▶ [To do] Gather each line containing the string "dumps" from these entries.

▶ [Given data]
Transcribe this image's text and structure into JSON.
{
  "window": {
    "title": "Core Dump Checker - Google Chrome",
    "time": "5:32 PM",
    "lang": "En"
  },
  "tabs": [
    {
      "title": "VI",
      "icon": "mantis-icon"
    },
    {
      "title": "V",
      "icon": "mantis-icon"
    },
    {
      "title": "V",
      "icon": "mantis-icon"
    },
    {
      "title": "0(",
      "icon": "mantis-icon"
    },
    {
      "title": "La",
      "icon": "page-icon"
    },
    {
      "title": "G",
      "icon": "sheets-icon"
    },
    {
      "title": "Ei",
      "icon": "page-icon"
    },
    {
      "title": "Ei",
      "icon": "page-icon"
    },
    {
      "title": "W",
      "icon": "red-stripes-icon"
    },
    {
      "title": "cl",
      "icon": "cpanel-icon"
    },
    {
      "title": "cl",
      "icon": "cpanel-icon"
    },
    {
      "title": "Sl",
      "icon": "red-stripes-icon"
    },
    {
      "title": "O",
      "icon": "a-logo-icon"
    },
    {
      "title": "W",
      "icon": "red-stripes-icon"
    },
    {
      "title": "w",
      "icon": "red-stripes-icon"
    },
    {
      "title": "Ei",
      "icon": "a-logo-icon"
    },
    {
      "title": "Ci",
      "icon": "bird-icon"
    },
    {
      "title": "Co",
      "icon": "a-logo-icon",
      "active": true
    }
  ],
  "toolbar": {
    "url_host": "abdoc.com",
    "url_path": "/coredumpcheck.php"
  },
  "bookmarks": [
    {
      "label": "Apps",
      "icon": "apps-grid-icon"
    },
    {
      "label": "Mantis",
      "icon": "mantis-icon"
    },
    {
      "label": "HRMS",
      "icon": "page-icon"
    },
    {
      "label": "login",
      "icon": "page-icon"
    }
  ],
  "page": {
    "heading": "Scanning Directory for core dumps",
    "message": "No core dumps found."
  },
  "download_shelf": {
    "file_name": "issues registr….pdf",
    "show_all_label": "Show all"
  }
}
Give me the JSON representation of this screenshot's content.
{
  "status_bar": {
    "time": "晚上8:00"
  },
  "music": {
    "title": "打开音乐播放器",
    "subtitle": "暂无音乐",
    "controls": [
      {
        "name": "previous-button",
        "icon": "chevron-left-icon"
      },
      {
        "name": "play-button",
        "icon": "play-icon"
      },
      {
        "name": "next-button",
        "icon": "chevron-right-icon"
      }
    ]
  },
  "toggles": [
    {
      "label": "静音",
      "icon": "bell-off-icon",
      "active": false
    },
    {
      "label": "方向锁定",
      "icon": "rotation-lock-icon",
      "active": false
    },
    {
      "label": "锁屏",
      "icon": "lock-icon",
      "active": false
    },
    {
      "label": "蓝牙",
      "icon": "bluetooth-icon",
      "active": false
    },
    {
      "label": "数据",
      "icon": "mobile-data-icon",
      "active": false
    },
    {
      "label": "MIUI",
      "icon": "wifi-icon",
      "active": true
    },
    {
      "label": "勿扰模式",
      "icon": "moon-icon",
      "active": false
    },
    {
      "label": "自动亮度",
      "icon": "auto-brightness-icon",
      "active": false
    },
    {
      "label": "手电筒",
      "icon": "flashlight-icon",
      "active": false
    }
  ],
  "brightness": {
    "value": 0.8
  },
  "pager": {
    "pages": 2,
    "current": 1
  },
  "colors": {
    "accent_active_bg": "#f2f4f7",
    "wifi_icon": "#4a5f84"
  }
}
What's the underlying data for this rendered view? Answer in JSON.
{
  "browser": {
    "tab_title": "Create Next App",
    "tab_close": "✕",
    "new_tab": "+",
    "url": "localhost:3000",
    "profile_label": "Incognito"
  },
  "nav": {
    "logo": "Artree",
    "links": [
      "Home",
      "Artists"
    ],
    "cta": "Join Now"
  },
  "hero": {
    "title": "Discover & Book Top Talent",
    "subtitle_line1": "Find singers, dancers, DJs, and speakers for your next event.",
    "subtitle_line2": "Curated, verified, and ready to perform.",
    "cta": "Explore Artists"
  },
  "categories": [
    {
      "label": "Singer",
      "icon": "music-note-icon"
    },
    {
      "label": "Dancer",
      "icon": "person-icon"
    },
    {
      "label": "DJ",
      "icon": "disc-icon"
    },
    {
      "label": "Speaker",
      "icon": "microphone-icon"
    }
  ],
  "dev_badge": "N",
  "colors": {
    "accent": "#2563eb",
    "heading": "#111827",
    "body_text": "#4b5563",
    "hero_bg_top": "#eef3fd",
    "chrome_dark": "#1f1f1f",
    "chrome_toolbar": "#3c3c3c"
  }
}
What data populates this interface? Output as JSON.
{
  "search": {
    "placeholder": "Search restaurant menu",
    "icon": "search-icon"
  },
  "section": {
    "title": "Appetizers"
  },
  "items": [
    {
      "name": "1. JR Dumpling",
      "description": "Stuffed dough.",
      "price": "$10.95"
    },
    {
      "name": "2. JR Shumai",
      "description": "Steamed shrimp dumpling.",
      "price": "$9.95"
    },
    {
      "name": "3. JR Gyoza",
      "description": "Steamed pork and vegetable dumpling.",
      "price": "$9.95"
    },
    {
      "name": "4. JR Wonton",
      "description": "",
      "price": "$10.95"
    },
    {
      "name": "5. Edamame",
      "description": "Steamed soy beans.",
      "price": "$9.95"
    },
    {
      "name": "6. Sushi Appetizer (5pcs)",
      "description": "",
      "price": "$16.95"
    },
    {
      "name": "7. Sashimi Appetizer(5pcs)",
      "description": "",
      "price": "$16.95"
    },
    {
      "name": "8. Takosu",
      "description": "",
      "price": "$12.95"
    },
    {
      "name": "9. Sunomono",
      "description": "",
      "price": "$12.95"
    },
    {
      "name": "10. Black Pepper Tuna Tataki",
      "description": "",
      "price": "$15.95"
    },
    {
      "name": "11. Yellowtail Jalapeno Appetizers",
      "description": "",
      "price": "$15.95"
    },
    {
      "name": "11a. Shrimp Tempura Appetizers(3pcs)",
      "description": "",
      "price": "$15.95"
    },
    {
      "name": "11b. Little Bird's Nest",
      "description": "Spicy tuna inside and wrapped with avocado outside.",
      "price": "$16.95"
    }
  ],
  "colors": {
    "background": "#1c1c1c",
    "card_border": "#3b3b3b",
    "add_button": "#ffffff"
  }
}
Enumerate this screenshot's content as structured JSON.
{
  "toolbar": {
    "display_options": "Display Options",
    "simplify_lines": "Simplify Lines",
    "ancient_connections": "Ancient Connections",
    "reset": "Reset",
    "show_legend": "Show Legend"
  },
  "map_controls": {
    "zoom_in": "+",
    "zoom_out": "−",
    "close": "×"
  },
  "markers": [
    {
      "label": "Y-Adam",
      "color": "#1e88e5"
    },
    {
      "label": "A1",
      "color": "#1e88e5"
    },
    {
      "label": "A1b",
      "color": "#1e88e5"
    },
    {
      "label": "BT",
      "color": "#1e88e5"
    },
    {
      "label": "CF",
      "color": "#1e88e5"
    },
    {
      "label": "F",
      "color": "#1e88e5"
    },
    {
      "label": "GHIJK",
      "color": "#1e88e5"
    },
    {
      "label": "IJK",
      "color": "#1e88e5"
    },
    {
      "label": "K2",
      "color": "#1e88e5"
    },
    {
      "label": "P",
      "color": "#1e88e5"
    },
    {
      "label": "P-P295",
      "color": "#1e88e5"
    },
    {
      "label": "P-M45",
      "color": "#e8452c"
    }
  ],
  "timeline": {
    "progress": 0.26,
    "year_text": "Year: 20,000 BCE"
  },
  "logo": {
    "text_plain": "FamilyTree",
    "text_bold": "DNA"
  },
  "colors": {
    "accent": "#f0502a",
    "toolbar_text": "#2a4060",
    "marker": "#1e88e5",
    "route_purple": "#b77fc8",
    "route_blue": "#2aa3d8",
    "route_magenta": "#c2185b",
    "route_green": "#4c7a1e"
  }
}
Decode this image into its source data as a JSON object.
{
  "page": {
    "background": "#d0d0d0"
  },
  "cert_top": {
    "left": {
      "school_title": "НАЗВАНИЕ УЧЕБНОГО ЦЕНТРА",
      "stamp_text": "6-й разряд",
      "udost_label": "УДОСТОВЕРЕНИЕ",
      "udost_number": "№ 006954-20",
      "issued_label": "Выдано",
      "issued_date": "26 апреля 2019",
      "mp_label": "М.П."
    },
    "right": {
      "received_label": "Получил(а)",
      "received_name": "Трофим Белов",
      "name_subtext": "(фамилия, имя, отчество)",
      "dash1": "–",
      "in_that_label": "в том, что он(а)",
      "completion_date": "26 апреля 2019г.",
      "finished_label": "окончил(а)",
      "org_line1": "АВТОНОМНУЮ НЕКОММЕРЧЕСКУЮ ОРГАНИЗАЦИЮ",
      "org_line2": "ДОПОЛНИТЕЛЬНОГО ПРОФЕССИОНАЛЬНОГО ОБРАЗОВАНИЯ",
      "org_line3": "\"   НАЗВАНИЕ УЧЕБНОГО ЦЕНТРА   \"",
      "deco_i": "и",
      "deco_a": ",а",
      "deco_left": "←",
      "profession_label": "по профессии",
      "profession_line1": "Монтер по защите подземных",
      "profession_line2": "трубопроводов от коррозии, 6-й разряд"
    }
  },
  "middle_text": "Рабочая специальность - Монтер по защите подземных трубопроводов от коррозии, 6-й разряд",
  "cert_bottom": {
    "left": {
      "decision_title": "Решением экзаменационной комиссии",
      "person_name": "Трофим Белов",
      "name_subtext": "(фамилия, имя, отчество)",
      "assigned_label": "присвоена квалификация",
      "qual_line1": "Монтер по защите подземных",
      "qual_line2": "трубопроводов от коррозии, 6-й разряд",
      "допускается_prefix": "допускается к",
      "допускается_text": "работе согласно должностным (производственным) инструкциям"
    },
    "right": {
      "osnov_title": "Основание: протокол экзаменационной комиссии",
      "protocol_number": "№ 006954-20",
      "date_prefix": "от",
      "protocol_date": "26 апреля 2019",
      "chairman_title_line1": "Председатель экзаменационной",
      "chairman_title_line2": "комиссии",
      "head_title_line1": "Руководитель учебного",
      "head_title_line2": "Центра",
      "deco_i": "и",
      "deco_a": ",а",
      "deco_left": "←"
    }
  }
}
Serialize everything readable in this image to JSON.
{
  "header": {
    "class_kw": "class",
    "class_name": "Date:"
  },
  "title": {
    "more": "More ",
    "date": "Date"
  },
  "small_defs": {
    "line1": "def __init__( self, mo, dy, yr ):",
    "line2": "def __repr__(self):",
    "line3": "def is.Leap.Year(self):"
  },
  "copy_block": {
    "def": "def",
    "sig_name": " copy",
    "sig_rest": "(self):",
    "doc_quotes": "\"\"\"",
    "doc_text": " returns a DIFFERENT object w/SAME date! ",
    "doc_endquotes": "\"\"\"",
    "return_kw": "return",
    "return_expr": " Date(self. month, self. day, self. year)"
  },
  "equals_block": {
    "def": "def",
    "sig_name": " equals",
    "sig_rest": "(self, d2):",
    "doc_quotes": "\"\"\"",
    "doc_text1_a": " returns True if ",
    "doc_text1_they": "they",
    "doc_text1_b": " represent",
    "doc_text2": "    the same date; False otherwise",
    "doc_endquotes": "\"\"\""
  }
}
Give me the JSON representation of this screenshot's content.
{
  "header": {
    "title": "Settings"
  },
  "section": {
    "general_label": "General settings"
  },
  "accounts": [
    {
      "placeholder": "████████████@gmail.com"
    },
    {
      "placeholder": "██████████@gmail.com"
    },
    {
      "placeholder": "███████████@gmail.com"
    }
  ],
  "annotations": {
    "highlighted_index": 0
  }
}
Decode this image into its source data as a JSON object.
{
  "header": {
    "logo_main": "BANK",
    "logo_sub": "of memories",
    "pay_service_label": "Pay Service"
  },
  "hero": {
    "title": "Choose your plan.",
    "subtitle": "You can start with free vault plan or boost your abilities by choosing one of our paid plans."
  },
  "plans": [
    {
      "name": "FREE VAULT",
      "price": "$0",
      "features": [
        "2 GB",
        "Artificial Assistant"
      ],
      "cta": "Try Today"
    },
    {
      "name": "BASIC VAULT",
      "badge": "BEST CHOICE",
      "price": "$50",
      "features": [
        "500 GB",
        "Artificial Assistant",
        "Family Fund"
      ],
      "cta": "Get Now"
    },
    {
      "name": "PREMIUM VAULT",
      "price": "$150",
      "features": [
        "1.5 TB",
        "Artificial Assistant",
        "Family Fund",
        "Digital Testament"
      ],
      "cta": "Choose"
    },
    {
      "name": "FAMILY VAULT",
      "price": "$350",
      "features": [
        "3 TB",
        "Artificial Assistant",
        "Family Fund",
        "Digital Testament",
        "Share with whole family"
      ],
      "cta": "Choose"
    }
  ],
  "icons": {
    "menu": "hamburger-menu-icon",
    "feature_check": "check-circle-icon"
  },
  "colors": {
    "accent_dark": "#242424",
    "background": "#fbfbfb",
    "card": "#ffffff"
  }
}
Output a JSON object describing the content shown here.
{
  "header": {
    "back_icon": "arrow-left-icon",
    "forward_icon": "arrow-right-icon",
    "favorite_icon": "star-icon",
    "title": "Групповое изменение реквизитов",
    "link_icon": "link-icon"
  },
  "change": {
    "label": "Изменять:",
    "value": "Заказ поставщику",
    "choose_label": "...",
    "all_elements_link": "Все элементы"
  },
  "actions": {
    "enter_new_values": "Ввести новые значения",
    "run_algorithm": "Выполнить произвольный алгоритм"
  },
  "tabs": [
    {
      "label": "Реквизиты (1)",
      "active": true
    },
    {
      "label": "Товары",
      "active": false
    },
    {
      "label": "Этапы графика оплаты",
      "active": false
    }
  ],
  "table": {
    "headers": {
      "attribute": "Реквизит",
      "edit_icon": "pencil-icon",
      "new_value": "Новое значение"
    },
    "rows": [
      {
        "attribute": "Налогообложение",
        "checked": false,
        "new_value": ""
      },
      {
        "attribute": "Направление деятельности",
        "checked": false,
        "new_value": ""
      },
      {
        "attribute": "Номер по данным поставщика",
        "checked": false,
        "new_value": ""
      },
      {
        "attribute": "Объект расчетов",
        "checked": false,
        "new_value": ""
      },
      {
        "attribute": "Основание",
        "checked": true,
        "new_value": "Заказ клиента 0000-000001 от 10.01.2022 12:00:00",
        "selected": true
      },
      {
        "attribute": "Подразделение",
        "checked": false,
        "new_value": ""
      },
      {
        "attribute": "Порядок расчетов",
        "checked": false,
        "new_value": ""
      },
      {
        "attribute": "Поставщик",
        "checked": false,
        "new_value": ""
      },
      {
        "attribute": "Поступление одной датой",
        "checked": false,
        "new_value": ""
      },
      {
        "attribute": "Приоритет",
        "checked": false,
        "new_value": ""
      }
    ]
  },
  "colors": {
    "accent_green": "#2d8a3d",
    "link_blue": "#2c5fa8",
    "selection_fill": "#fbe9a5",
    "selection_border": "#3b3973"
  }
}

▶ [Answer below]
    "heading": "Scanning Directory for core dumps",
    "message": "No core dumps found."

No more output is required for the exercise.